=== DOCUMENT EXCERPT ===
※
As I shared in private: I have some urgent Red Hat business critical
work I need to do and unfortunately cannot put my near-term focus to
implementing a fully baked blk_interposer for DM.  But I can come back
to it (sadly unlikely to do so until the new year though).

While I still think there needs to be a proper _upstream_ consumer of
blk_interposer as a condition of it going in.. I'll let others make the
call.

As such, I'll defer to Jens, Christoph and others on whether your
minimalist blk_interposer hook is acceptable in the near-term.

Mike
Jens Axboe Dec. 11, 2020, 4:33 p.m. UTC | #5
On 12/11/20 9:30 AM, Mike Snitzer wrote:
> While I still think there needs to be a proper _upstream_ consumer of
> blk_interposer as a condition of it going in.. I'll let others make the
> call.

That's an unequivocal rule.

> As such, I'll defer to Jens, Christoph and others on whether your
> minimalist blk_interposer hook is acceptable in the near-term.

I don't think so, we don't do short term bandaids just to plan on
ripping that out when the real functionality is there. IMHO, the dm
approach is the way to go - it provides exactly the functionality that
is needed in an appropriate way, instead of hacking some "interposer"
into the core block layer.
Hannes Reinecke Dec. 11, 2020, 4:56 p.m. UTC | #6
On 12/11/20 5:33 PM, Jens Axboe wrote:
> On 12/11/20 9:30 AM, Mike Snitzer wrote:
>> While I still think there needs to be a proper _upstream_ consumer of
>> blk_interposer as a condition of it going in.. I'll let others make the
>> call.
> 
> That's an unequivocal rule.
> 
>> As such, I'll defer to Jens, Christoph and others on whether your
>> minimalist blk_interposer hook is acceptable in the near-term.
> 
> I don't think so, we don't do short term bandaids just to plan on
> ripping that out when the real functionality is there. IMHO, the dm
> approach is the way to go - it provides exactly the functionality that
> is needed in an appropriate way, instead of hacking some "interposer"
※
=== DATASET ROWS ===
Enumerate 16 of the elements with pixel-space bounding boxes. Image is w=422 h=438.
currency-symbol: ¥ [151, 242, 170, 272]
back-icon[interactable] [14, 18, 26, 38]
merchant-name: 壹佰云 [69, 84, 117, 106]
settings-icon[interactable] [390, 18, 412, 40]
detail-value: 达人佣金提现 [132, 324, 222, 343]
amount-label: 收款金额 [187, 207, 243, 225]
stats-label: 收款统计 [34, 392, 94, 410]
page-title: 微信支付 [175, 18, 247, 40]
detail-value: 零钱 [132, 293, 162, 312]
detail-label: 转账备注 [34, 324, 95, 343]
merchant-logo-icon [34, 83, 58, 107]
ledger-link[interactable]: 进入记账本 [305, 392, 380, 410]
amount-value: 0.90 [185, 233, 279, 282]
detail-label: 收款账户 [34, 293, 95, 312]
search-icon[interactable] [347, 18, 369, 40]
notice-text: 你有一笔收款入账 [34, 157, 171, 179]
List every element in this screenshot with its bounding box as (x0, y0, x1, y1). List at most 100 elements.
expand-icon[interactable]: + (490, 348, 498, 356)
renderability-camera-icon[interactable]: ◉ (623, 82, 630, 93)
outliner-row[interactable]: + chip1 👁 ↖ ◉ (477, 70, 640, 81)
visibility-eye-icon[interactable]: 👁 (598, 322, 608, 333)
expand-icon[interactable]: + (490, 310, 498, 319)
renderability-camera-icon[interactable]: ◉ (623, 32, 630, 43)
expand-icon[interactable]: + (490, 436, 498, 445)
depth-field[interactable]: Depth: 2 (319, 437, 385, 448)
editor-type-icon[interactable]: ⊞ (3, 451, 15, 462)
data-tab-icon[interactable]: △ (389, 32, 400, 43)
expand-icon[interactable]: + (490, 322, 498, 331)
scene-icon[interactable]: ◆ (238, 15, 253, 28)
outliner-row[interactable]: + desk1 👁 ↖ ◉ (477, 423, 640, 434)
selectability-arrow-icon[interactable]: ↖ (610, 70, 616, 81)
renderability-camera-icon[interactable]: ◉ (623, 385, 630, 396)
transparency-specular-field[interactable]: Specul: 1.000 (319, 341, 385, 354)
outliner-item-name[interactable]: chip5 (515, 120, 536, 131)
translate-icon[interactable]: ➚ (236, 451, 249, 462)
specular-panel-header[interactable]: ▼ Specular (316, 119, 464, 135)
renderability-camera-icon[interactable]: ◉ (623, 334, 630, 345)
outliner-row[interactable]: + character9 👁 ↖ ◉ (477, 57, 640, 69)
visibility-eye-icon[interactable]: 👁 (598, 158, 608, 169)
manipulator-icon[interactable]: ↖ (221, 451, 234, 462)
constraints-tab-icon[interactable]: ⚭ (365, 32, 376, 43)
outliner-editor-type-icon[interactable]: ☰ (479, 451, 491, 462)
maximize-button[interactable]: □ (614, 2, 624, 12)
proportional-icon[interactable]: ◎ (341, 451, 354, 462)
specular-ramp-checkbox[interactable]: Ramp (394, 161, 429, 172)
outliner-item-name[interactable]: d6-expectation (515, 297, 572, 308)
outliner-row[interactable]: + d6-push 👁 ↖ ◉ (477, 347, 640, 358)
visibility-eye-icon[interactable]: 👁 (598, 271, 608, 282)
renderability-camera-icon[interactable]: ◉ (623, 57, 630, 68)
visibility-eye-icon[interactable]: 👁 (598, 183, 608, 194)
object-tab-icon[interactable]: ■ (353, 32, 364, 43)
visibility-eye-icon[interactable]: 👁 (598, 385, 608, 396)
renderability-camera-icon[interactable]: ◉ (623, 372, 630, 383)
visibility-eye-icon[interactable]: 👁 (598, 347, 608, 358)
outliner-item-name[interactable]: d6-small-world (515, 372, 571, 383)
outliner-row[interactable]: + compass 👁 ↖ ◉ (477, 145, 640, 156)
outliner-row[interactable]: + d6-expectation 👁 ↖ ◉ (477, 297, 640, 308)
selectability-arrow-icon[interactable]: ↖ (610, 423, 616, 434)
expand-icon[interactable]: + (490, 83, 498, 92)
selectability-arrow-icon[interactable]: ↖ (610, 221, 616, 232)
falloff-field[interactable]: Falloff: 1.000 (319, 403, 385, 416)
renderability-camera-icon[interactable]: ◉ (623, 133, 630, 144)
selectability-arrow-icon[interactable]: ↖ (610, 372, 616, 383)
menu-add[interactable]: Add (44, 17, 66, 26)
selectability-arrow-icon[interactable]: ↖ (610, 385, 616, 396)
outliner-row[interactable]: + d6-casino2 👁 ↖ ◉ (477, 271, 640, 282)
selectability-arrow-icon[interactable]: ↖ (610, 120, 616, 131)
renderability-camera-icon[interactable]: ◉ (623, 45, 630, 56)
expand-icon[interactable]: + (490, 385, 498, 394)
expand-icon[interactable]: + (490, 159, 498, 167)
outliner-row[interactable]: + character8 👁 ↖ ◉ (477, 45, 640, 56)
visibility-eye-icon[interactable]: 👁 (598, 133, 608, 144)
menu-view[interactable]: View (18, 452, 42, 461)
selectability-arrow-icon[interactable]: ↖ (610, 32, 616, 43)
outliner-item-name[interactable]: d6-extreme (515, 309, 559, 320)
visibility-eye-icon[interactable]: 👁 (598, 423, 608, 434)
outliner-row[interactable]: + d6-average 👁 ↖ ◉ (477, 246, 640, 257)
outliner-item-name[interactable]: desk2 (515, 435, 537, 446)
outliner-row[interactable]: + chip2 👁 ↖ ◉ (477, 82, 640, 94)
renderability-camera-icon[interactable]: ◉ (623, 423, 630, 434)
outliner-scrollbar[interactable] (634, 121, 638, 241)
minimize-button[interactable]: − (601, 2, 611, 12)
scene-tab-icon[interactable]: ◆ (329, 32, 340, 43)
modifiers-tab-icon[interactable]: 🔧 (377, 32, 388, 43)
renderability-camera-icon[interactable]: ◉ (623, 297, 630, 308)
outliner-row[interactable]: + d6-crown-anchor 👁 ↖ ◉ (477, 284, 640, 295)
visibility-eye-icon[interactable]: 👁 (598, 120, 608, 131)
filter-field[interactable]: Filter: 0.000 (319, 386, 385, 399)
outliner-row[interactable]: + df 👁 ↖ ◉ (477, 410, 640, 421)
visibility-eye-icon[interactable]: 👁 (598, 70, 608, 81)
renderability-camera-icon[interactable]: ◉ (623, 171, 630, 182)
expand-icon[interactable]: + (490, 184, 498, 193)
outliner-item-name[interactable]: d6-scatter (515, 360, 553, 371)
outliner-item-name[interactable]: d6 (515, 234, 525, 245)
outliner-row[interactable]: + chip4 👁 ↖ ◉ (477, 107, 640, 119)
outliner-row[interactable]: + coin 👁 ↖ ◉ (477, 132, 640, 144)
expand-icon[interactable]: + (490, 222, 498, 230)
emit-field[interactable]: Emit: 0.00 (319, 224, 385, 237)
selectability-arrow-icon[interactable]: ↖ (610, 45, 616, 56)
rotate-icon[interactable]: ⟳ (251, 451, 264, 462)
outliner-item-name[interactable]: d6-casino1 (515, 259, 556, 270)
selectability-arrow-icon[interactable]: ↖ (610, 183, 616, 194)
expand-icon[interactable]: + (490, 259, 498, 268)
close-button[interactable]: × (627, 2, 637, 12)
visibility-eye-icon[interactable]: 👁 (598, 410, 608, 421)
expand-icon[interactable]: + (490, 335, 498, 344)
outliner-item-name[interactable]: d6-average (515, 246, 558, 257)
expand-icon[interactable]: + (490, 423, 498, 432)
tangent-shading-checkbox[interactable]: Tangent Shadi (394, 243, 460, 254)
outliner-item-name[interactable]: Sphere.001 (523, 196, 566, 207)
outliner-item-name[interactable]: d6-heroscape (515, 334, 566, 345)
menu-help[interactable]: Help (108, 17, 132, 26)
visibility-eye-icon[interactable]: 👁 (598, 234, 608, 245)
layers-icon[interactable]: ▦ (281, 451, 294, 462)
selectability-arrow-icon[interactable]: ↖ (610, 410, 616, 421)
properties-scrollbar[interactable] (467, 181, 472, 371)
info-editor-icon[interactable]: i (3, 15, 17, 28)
※
=== SET TASKS ===
#1 List every person named in the blk_interposer thread, giving each name in its fullest form in the thread.
#2 Answer these questions about the blk_interposer thread:
(a) When does Mike say he is likely to come back to implementing blk_interposer for DM?
(b) What rule does Jens call "an unequivocal rule"?
(c) On what date and at what time did Hannes Reinecke post his reply?

=== ANSWERS TO THE EXERCISES ===
#1
Mike Snitzer
Jens Axboe
Christoph
Hannes Reinecke

#2
(a) Probably not until the new year.
(b) There must be a proper upstream consumer of blk_interposer before it goes in.
(c) Dec. 11, 2020, at 4:56 p.m. UTC.